===== STORED RECORDS =====

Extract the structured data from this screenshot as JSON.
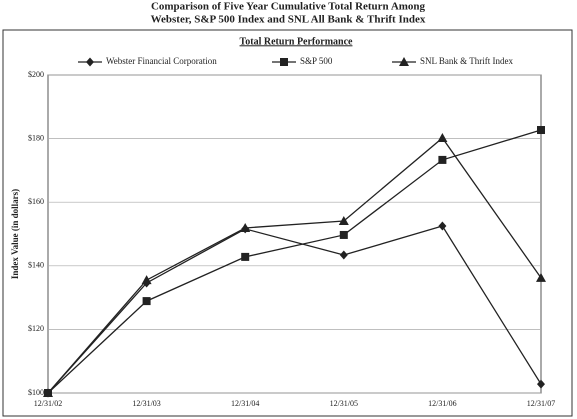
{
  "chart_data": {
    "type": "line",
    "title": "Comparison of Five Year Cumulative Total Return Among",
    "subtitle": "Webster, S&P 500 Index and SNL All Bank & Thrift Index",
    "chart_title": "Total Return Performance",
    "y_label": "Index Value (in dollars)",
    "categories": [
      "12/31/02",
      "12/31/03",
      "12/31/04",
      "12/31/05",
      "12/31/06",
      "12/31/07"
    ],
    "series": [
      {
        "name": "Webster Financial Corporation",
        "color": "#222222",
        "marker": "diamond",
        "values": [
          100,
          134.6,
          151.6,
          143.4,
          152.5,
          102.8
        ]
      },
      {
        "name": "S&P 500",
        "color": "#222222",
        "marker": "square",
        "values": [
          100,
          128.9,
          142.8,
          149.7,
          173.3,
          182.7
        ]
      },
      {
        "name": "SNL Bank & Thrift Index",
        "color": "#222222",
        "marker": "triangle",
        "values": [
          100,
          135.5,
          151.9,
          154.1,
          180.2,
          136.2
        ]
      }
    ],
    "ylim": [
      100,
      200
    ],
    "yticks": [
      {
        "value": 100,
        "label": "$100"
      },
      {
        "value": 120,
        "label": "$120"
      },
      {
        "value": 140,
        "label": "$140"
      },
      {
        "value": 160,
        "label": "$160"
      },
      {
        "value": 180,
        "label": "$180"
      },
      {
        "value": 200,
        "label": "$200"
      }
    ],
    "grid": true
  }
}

=====

• EXERCISE INSTRUCTIONS
List all lines from the entries that include the word "Webster".

• RESULT OF THIS TASK
    "subtitle": "Webster, S&P 500 Index and SNL All Bank & Thrift Index",
        "name": "Webster Financial Corporation",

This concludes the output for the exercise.